-- start --
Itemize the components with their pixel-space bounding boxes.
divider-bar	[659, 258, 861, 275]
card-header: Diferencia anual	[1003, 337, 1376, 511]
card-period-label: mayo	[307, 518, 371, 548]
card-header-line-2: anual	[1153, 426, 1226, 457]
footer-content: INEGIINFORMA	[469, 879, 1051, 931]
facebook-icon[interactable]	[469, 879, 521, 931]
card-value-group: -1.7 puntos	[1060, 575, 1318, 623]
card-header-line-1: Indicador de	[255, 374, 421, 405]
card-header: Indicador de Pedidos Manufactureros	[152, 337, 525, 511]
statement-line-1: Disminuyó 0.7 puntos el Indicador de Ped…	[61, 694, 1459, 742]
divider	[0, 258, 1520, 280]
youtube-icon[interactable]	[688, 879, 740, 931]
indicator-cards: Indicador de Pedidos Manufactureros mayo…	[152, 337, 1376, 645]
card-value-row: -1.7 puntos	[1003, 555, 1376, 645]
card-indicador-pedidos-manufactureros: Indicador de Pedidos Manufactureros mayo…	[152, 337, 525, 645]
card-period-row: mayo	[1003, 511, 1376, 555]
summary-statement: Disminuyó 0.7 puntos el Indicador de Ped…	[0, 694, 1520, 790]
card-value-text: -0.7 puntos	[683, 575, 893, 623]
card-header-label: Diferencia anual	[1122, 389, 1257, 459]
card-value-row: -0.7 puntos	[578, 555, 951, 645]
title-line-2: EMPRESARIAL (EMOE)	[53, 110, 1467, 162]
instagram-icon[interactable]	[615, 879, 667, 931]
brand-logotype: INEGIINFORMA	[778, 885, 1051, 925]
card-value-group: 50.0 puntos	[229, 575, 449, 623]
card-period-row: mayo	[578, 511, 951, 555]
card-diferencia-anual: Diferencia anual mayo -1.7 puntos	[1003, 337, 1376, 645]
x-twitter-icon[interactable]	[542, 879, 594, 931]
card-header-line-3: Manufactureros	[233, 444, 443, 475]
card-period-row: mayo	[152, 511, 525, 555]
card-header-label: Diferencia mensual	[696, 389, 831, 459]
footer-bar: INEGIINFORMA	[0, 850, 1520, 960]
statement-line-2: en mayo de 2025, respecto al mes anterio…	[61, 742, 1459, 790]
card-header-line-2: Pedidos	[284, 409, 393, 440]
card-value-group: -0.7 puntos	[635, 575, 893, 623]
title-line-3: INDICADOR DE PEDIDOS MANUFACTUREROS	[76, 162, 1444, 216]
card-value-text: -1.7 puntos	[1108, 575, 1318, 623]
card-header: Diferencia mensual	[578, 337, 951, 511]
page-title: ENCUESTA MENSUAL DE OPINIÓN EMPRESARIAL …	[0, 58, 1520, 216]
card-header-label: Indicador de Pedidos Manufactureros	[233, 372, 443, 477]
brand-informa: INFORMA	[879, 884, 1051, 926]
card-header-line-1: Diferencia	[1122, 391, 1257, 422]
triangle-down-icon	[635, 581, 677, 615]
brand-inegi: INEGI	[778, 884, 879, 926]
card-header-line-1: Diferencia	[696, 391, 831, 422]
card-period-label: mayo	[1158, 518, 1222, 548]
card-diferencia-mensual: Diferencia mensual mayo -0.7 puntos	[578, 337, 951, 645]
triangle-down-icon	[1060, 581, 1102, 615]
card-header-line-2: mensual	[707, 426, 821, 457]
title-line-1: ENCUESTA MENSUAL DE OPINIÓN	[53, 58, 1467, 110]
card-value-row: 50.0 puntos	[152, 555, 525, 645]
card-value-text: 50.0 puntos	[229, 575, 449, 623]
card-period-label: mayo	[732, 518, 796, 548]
-- end --
### Given exercise
Copy every line of the records above word for word, with nothing changed.

### Complete answer
Itemize the components with their pixel-space bounding boxes.
divider-bar	[659, 258, 861, 275]
card-header: Diferencia anual	[1003, 337, 1376, 511]
card-period-label: mayo	[307, 518, 371, 548]
card-header-line-2: anual	[1153, 426, 1226, 457]
footer-content: INEGIINFORMA	[469, 879, 1051, 931]
facebook-icon[interactable]	[469, 879, 521, 931]
card-value-group: -1.7 puntos	[1060, 575, 1318, 623]
card-header-line-1: Indicador de	[255, 374, 421, 405]
card-header: Indicador de Pedidos Manufactureros	[152, 337, 525, 511]
statement-line-1: Disminuyó 0.7 puntos el Indicador de Ped…	[61, 694, 1459, 742]
divider	[0, 258, 1520, 280]
youtube-icon[interactable]	[688, 879, 740, 931]
indicator-cards: Indicador de Pedidos Manufactureros mayo…	[152, 337, 1376, 645]
card-value-row: -1.7 puntos	[1003, 555, 1376, 645]
card-indicador-pedidos-manufactureros: Indicador de Pedidos Manufactureros mayo…	[152, 337, 525, 645]
card-period-row: mayo	[1003, 511, 1376, 555]
summary-statement: Disminuyó 0.7 puntos el Indicador de Ped…	[0, 694, 1520, 790]
card-value-text: -0.7 puntos	[683, 575, 893, 623]
card-header-label: Diferencia anual	[1122, 389, 1257, 459]
card-value-row: -0.7 puntos	[578, 555, 951, 645]
title-line-2: EMPRESARIAL (EMOE)	[53, 110, 1467, 162]
instagram-icon[interactable]	[615, 879, 667, 931]
brand-logotype: INEGIINFORMA	[778, 885, 1051, 925]
card-value-group: 50.0 puntos	[229, 575, 449, 623]
card-period-row: mayo	[578, 511, 951, 555]
card-diferencia-anual: Diferencia anual mayo -1.7 puntos	[1003, 337, 1376, 645]
x-twitter-icon[interactable]	[542, 879, 594, 931]
card-header-line-3: Manufactureros	[233, 444, 443, 475]
card-period-row: mayo	[152, 511, 525, 555]
card-header-label: Diferencia mensual	[696, 389, 831, 459]
footer-bar: INEGIINFORMA	[0, 850, 1520, 960]
statement-line-2: en mayo de 2025, respecto al mes anterio…	[61, 742, 1459, 790]
card-header-line-2: Pedidos	[284, 409, 393, 440]
card-value-group: -0.7 puntos	[635, 575, 893, 623]
title-line-3: INDICADOR DE PEDIDOS MANUFACTUREROS	[76, 162, 1444, 216]
card-value-text: -1.7 puntos	[1108, 575, 1318, 623]
card-header: Diferencia mensual	[578, 337, 951, 511]
page-title: ENCUESTA MENSUAL DE OPINIÓN EMPRESARIAL …	[0, 58, 1520, 216]
card-header-label: Indicador de Pedidos Manufactureros	[233, 372, 443, 477]
brand-informa: INFORMA	[879, 884, 1051, 926]
card-header-line-1: Diferencia	[1122, 391, 1257, 422]
triangle-down-icon	[635, 581, 677, 615]
brand-inegi: INEGI	[778, 884, 879, 926]
card-header-line-1: Diferencia	[696, 391, 831, 422]
card-period-label: mayo	[1158, 518, 1222, 548]
card-diferencia-mensual: Diferencia mensual mayo -0.7 puntos	[578, 337, 951, 645]
triangle-down-icon	[1060, 581, 1102, 615]
card-header-line-2: mensual	[707, 426, 821, 457]
title-line-1: ENCUESTA MENSUAL DE OPINIÓN	[53, 58, 1467, 110]
card-value-row: 50.0 puntos	[152, 555, 525, 645]
card-value-text: 50.0 puntos	[229, 575, 449, 623]
card-period-label: mayo	[732, 518, 796, 548]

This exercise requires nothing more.